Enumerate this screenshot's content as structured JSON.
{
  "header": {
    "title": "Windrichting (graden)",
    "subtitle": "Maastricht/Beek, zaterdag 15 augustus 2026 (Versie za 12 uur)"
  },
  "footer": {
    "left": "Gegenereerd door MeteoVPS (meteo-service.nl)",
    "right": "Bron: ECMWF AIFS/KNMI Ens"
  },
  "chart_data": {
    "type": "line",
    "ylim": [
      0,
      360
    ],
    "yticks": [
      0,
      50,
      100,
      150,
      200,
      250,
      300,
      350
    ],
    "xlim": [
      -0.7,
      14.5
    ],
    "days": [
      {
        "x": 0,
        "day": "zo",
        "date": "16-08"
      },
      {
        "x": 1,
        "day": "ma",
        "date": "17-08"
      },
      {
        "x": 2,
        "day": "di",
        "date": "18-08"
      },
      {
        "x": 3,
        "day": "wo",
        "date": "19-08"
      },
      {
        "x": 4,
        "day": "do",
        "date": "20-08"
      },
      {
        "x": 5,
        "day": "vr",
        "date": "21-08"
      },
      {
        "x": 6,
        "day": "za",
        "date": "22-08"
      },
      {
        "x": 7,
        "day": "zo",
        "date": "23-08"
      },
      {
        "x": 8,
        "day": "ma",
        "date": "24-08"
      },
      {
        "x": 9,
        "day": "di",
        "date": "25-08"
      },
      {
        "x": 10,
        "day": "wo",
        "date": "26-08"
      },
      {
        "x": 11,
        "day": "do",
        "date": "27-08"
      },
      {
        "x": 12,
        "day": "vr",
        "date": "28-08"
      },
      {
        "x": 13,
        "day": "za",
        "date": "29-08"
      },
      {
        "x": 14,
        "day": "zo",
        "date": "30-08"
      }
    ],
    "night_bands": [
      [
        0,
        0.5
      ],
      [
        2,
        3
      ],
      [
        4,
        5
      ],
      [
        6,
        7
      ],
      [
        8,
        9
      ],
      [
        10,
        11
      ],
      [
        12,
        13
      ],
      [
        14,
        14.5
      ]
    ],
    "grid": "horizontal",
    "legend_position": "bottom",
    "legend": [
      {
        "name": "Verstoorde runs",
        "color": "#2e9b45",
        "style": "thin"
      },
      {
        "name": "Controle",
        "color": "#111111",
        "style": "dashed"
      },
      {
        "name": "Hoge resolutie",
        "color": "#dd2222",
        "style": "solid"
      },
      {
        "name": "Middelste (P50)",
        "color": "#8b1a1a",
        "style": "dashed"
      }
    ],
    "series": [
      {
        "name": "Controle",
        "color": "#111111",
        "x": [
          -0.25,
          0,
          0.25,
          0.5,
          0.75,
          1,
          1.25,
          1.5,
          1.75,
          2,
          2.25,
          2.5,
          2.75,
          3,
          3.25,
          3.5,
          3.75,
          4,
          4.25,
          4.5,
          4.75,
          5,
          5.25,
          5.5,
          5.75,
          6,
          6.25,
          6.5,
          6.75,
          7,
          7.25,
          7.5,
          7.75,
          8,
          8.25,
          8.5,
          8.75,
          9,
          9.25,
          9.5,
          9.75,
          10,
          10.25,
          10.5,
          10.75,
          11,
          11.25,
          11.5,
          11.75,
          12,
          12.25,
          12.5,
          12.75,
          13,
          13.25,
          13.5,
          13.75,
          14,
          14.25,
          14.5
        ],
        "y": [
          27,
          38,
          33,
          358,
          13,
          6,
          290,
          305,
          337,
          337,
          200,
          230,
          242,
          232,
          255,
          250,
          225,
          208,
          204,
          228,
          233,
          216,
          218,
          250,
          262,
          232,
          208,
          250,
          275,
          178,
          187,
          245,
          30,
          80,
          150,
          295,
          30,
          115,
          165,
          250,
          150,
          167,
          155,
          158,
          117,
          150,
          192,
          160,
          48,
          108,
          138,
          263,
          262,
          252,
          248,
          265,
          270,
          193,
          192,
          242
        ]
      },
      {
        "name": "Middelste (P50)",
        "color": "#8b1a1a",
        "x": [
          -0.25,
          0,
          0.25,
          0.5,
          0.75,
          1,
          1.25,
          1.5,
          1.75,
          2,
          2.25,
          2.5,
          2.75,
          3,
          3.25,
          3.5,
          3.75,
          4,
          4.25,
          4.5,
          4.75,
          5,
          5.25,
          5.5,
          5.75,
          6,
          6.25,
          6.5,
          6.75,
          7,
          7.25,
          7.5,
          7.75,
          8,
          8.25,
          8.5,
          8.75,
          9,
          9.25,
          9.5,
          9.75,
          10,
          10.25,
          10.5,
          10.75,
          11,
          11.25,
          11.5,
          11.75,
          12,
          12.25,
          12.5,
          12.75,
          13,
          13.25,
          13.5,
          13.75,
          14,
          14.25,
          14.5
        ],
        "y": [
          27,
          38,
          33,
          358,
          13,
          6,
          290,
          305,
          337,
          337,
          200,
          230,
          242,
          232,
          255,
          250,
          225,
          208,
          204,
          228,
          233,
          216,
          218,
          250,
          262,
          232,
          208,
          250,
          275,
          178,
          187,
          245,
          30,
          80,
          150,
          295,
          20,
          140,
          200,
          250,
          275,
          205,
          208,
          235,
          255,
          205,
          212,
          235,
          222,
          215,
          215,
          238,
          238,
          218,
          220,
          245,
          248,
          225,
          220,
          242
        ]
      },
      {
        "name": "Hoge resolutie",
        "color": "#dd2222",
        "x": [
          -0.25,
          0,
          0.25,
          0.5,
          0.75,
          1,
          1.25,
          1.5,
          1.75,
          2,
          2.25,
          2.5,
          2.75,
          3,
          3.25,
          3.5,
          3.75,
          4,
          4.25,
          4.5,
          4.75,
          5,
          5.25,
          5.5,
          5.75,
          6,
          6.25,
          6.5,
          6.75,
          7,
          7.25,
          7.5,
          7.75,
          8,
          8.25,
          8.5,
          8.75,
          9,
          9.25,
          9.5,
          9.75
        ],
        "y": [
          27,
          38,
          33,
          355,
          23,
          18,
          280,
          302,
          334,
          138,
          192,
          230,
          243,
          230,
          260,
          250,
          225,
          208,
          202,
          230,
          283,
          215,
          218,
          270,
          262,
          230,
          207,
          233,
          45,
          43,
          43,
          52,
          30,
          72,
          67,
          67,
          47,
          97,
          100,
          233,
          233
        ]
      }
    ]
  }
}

------------------------------------------------------------

Extract each record, keeping it identical to the original.

◆ TASK RESULT ◆
Enumerate this screenshot's content as structured JSON.
{
  "header": {
    "title": "Windrichting (graden)",
    "subtitle": "Maastricht/Beek, zaterdag 15 augustus 2026 (Versie za 12 uur)"
  },
  "footer": {
    "left": "Gegenereerd door MeteoVPS (meteo-service.nl)",
    "right": "Bron: ECMWF AIFS/KNMI Ens"
  },
  "chart_data": {
    "type": "line",
    "ylim": [
      0,
      360
    ],
    "yticks": [
      0,
      50,
      100,
      150,
      200,
      250,
      300,
      350
    ],
    "xlim": [
      -0.7,
      14.5
    ],
    "days": [
      {
        "x": 0,
        "day": "zo",
        "date": "16-08"
      },
      {
        "x": 1,
        "day": "ma",
        "date": "17-08"
      },
      {
        "x": 2,
        "day": "di",
        "date": "18-08"
      },
      {
        "x": 3,
        "day": "wo",
        "date": "19-08"
      },
      {
        "x": 4,
        "day": "do",
        "date": "20-08"
      },
      {
        "x": 5,
        "day": "vr",
        "date": "21-08"
      },
      {
        "x": 6,
        "day": "za",
        "date": "22-08"
      },
      {
        "x": 7,
        "day": "zo",
        "date": "23-08"
      },
      {
        "x": 8,
        "day": "ma",
        "date": "24-08"
      },
      {
        "x": 9,
        "day": "di",
        "date": "25-08"
      },
      {
        "x": 10,
        "day": "wo",
        "date": "26-08"
      },
      {
        "x": 11,
        "day": "do",
        "date": "27-08"
      },
      {
        "x": 12,
        "day": "vr",
        "date": "28-08"
      },
      {
        "x": 13,
        "day": "za",
        "date": "29-08"
      },
      {
        "x": 14,
        "day": "zo",
        "date": "30-08"
      }
    ],
    "night_bands": [
      [
        0,
        0.5
      ],
      [
        2,
        3
      ],
      [
        4,
        5
      ],
      [
        6,
        7
      ],
      [
        8,
        9
      ],
      [
        10,
        11
      ],
      [
        12,
        13
      ],
      [
        14,
        14.5
      ]
    ],
    "grid": "horizontal",
    "legend_position": "bottom",
    "legend": [
      {
        "name": "Verstoorde runs",
        "color": "#2e9b45",
        "style": "thin"
      },
      {
        "name": "Controle",
        "color": "#111111",
        "style": "dashed"
      },
      {
        "name": "Hoge resolutie",
        "color": "#dd2222",
        "style": "solid"
      },
      {
        "name": "Middelste (P50)",
        "color": "#8b1a1a",
        "style": "dashed"
      }
    ],
    "series": [
      {
        "name": "Controle",
        "color": "#111111",
        "x": [
          -0.25,
          0,
          0.25,
          0.5,
          0.75,
          1,
          1.25,
          1.5,
          1.75,
          2,
          2.25,
          2.5,
          2.75,
          3,
          3.25,
          3.5,
          3.75,
          4,
          4.25,
          4.5,
          4.75,
          5,
          5.25,
          5.5,
          5.75,
          6,
          6.25,
          6.5,
          6.75,
          7,
          7.25,
          7.5,
          7.75,
          8,
          8.25,
          8.5,
          8.75,
          9,
          9.25,
          9.5,
          9.75,
          10,
          10.25,
          10.5,
          10.75,
          11,
          11.25,
          11.5,
          11.75,
          12,
          12.25,
          12.5,
          12.75,
          13,
          13.25,
          13.5,
          13.75,
          14,
          14.25,
          14.5
        ],
        "y": [
          27,
          38,
          33,
          358,
          13,
          6,
          290,
          305,
          337,
          337,
          200,
          230,
          242,
          232,
          255,
          250,
          225,
          208,
          204,
          228,
          233,
          216,
          218,
          250,
          262,
          232,
          208,
          250,
          275,
          178,
          187,
          245,
          30,
          80,
          150,
          295,
          30,
          115,
          165,
          250,
          150,
          167,
          155,
          158,
          117,
          150,
          192,
          160,
          48,
          108,
          138,
          263,
          262,
          252,
          248,
          265,
          270,
          193,
          192,
          242
        ]
      },
      {
        "name": "Middelste (P50)",
        "color": "#8b1a1a",
        "x": [
          -0.25,
          0,
          0.25,
          0.5,
          0.75,
          1,
          1.25,
          1.5,
          1.75,
          2,
          2.25,
          2.5,
          2.75,
          3,
          3.25,
          3.5,
          3.75,
          4,
          4.25,
          4.5,
          4.75,
          5,
          5.25,
          5.5,
          5.75,
          6,
          6.25,
          6.5,
          6.75,
          7,
          7.25,
          7.5,
          7.75,
          8,
          8.25,
          8.5,
          8.75,
          9,
          9.25,
          9.5,
          9.75,
          10,
          10.25,
          10.5,
          10.75,
          11,
          11.25,
          11.5,
          11.75,
          12,
          12.25,
          12.5,
          12.75,
          13,
          13.25,
          13.5,
          13.75,
          14,
          14.25,
          14.5
        ],
        "y": [
          27,
          38,
          33,
          358,
          13,
          6,
          290,
          305,
          337,
          337,
          200,
          230,
          242,
          232,
          255,
          250,
          225,
          208,
          204,
          228,
          233,
          216,
          218,
          250,
          262,
          232,
          208,
          250,
          275,
          178,
          187,
          245,
          30,
          80,
          150,
          295,
          20,
          140,
          200,
          250,
          275,
          205,
          208,
          235,
          255,
          205,
          212,
          235,
          222,
          215,
          215,
          238,
          238,
          218,
          220,
          245,
          248,
          225,
          220,
          242
        ]
      },
      {
        "name": "Hoge resolutie",
        "color": "#dd2222",
        "x": [
          -0.25,
          0,
          0.25,
          0.5,
          0.75,
          1,
          1.25,
          1.5,
          1.75,
          2,
          2.25,
          2.5,
          2.75,
          3,
          3.25,
          3.5,
          3.75,
          4,
          4.25,
          4.5,
          4.75,
          5,
          5.25,
          5.5,
          5.75,
          6,
          6.25,
          6.5,
          6.75,
          7,
          7.25,
          7.5,
          7.75,
          8,
          8.25,
          8.5,
          8.75,
          9,
          9.25,
          9.5,
          9.75
        ],
        "y": [
          27,
          38,
          33,
          355,
          23,
          18,
          280,
          302,
          334,
          138,
          192,
          230,
          243,
          230,
          260,
          250,
          225,
          208,
          202,
          230,
          283,
          215,
          218,
          270,
          262,
          230,
          207,
          233,
          45,
          43,
          43,
          52,
          30,
          72,
          67,
          67,
          47,
          97,
          100,
          233,
          233
        ]
      }
    ]
  }
}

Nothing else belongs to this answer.